— Start of DATA EXCERPTS —
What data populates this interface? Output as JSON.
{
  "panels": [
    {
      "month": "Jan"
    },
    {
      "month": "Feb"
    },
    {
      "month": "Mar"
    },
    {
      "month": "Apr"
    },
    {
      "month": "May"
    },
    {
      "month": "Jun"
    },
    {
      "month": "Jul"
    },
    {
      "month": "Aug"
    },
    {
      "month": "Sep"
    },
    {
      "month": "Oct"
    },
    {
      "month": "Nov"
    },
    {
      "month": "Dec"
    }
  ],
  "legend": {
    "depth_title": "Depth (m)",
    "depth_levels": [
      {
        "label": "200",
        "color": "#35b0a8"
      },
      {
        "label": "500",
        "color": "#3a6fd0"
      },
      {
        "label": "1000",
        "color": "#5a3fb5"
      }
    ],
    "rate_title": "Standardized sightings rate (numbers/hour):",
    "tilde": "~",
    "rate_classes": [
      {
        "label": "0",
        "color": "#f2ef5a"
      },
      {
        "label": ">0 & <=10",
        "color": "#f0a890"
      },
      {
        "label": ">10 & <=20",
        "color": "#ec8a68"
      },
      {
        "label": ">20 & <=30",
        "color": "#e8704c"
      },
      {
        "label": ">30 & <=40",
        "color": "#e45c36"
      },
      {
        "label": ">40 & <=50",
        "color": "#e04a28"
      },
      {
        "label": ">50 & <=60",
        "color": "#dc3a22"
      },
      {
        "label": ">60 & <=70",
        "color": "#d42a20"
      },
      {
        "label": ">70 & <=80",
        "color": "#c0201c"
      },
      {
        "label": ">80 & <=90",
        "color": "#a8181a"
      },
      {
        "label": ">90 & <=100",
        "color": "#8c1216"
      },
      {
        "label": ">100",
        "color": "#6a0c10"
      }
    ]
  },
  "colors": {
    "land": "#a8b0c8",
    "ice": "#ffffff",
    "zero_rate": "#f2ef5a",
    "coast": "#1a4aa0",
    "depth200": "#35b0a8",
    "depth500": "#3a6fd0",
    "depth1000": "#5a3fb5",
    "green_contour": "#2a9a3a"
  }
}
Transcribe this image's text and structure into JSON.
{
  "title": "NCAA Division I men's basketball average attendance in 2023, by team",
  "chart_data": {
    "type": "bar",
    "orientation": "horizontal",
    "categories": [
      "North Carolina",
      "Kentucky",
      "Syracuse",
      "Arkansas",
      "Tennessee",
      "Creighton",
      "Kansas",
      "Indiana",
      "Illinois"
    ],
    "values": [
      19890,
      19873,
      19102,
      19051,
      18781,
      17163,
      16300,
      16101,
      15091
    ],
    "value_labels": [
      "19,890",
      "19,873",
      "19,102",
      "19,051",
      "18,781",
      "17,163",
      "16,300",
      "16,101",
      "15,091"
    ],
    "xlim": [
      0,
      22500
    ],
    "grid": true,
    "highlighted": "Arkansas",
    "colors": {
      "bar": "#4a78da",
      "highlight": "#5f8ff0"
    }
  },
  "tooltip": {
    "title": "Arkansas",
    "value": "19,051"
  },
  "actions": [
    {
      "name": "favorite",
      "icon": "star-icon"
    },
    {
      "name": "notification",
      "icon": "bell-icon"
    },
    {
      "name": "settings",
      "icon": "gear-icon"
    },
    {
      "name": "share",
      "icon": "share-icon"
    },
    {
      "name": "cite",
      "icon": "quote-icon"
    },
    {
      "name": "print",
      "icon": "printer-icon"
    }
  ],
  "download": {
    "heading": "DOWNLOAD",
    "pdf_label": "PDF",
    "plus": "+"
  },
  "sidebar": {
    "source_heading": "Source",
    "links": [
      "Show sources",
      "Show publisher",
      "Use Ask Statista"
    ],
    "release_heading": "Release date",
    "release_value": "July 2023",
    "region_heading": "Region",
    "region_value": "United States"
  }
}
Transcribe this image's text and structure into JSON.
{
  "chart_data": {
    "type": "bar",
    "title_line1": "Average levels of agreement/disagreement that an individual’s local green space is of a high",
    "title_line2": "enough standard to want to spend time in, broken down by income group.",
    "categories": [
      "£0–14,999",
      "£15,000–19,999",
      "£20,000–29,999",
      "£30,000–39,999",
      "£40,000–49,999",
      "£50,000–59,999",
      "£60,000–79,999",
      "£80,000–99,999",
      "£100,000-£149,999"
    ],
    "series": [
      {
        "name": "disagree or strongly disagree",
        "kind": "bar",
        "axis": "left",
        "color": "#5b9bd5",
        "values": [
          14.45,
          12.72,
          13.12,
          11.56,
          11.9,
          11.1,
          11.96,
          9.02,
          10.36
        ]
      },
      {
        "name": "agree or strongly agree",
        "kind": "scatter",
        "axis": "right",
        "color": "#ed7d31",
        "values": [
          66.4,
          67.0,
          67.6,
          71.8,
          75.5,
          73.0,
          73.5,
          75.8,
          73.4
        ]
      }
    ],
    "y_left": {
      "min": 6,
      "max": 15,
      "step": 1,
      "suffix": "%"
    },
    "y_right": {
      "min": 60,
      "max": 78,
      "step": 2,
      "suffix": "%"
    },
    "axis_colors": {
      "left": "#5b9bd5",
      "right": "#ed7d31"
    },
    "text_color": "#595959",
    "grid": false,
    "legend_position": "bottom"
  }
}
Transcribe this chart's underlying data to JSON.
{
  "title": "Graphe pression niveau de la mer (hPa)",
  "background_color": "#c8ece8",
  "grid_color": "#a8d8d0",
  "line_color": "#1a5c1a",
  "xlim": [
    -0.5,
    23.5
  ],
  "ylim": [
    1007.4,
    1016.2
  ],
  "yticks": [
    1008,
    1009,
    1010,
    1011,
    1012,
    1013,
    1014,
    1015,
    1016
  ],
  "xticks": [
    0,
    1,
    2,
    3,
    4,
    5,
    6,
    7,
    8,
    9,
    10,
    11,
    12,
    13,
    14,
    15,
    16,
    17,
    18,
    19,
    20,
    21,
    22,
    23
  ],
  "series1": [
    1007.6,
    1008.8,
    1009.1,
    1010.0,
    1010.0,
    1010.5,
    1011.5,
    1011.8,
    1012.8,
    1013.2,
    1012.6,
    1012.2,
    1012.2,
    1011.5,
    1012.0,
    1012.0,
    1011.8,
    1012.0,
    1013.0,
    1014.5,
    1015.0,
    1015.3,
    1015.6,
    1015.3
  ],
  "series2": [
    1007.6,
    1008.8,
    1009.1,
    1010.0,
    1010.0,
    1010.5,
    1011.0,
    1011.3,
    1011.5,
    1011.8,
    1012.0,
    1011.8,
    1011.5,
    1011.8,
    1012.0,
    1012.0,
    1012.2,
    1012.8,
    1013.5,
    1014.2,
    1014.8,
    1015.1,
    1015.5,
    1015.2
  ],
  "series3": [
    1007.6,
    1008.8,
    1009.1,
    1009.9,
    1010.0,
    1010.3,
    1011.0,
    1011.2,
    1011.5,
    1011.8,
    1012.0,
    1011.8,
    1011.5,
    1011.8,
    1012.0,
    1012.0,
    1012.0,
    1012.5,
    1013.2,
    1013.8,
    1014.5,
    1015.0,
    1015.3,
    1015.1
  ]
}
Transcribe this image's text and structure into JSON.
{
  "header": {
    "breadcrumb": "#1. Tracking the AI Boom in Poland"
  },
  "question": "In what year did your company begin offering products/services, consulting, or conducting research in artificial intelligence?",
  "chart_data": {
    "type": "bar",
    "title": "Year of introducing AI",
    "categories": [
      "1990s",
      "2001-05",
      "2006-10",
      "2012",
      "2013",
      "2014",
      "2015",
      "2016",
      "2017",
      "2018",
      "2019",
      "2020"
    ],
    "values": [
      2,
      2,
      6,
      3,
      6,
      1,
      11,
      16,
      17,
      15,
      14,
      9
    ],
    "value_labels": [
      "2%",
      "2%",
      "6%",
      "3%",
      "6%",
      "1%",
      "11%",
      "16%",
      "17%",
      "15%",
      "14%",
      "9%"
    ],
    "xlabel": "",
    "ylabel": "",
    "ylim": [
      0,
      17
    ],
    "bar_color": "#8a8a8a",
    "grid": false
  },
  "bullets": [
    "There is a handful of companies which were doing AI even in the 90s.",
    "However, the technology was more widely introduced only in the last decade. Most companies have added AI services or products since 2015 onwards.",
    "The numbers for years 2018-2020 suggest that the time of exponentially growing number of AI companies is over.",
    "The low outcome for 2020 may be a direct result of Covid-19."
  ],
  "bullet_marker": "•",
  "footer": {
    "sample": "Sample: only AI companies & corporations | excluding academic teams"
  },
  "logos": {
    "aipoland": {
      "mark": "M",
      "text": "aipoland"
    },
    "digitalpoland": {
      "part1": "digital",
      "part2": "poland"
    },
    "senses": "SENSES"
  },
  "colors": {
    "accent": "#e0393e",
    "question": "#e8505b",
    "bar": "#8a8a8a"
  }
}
— End of DATA EXCERPTS —
**TASK DETAILS**
In the lines above, locate the string "products". Copy every line where it occurs.

**EXERCISE SOLUTION**
  "question": "In what year did your company begin offering products/services, consulting, or conducting research in artificial intelligence?",
    "However, the technology was more widely introduced only in the last decade. Most companies have added AI services or products since 2015 onwards.",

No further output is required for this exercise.